[Excerpt from a dataset]
+++++
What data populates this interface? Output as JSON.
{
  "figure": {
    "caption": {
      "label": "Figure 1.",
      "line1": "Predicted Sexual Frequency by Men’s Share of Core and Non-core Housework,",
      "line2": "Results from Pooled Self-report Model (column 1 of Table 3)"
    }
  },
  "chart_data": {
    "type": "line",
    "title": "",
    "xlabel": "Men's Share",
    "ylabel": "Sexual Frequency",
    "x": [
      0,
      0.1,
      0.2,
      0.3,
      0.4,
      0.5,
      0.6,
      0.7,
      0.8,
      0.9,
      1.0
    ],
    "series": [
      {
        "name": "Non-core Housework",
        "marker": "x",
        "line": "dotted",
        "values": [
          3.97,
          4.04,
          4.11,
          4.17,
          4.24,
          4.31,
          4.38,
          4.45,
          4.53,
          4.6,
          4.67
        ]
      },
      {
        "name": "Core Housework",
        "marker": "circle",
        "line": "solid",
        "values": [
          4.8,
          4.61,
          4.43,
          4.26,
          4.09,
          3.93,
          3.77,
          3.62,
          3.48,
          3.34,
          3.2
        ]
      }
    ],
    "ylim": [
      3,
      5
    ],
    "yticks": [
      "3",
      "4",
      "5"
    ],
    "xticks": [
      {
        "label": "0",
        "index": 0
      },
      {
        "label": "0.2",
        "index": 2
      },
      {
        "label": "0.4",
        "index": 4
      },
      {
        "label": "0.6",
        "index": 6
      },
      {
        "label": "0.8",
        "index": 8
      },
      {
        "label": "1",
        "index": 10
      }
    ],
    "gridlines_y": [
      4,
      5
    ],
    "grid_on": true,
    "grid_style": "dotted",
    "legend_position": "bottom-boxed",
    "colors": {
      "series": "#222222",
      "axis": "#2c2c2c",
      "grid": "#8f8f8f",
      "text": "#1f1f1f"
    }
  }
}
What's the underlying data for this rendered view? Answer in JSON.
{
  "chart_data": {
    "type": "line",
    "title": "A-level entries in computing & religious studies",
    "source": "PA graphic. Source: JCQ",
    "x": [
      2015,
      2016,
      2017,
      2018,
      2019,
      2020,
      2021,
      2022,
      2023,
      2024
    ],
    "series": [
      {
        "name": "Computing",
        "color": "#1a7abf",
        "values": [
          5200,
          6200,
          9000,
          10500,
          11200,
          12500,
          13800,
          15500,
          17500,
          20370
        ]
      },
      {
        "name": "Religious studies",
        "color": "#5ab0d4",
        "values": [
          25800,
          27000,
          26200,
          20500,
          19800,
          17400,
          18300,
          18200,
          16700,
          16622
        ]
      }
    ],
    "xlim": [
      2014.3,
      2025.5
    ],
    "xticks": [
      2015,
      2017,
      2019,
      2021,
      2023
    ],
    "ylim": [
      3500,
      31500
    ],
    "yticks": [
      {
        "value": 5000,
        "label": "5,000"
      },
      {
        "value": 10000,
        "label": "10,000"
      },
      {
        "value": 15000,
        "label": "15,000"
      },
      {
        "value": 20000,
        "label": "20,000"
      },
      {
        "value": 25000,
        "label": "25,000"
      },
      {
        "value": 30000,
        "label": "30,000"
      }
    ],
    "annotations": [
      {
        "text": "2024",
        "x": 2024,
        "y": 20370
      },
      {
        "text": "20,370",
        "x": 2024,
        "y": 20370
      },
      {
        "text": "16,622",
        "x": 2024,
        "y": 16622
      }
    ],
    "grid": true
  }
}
+++++
Show every line of the records above that contains the word "text".

      "text": "#1f1f1f"
        "text": "2024",
        "text": "20,370",
        "text": "16,622",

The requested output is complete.